## Exercise prompt
From the listing below, pull out the lines that hold "TradingView".

## Exercise data

====

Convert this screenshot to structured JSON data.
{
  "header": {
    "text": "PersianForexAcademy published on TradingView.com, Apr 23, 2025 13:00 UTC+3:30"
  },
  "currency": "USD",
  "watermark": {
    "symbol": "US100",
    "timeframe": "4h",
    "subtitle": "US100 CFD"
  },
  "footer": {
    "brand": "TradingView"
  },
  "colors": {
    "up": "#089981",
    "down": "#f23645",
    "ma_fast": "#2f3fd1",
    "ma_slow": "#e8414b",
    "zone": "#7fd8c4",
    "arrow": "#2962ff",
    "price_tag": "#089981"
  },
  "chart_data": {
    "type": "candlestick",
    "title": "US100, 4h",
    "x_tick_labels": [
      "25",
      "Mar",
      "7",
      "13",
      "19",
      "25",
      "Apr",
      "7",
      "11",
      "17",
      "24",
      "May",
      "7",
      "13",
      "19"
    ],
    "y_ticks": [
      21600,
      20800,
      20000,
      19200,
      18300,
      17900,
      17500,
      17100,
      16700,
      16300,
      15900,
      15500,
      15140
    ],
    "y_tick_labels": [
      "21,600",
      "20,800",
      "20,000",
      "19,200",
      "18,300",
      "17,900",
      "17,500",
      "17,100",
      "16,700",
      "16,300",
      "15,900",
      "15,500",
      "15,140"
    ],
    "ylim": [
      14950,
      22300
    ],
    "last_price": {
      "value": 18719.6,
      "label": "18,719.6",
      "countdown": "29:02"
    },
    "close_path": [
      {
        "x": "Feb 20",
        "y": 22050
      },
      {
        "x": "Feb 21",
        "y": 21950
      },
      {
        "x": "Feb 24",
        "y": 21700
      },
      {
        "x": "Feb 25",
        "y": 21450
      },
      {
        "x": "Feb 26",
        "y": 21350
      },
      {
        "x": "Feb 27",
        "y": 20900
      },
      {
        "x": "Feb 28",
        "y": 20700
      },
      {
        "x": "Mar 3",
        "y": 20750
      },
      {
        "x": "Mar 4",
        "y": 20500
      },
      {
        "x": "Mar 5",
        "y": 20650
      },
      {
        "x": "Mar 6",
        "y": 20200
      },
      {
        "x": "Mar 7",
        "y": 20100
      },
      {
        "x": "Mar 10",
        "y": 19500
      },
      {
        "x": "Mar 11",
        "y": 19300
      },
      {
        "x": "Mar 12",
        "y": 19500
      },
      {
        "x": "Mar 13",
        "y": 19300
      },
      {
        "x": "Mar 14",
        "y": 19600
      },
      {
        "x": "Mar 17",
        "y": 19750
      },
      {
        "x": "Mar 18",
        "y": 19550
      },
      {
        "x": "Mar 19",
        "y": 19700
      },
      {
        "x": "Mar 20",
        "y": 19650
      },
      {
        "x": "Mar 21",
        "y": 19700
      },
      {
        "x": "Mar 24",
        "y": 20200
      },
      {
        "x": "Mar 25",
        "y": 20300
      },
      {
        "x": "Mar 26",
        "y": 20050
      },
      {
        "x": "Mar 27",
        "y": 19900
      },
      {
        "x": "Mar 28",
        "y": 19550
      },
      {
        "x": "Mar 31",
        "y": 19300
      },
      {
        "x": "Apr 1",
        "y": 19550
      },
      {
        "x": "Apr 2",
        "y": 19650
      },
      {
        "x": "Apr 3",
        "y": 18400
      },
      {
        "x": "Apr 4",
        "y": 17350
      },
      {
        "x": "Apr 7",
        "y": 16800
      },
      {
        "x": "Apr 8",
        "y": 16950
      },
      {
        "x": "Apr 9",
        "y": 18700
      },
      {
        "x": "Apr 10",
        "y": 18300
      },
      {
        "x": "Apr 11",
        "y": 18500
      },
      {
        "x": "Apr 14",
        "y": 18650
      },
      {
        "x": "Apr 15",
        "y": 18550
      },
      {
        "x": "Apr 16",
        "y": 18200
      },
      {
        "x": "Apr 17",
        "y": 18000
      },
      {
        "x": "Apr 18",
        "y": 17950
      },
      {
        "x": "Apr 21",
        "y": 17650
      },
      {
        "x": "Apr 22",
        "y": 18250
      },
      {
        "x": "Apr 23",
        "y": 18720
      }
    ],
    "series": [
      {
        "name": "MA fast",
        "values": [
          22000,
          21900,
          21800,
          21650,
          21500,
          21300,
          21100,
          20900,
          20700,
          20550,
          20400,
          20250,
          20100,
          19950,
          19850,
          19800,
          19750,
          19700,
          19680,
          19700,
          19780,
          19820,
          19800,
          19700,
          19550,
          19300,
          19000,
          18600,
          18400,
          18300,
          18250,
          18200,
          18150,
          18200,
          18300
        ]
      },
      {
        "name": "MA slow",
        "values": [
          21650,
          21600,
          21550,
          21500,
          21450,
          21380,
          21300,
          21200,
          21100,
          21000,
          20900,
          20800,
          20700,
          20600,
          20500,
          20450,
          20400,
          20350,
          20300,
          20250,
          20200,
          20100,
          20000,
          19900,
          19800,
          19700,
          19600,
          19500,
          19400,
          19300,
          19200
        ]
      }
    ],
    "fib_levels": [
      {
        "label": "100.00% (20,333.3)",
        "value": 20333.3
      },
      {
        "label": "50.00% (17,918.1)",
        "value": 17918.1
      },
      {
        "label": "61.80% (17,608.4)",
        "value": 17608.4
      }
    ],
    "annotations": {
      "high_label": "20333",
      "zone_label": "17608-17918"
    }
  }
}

====

## Solution for this exercise
    "text": "PersianForexAcademy published on TradingView.com, Apr 23, 2025 13:00 UTC+3:30"
    "brand": "TradingView"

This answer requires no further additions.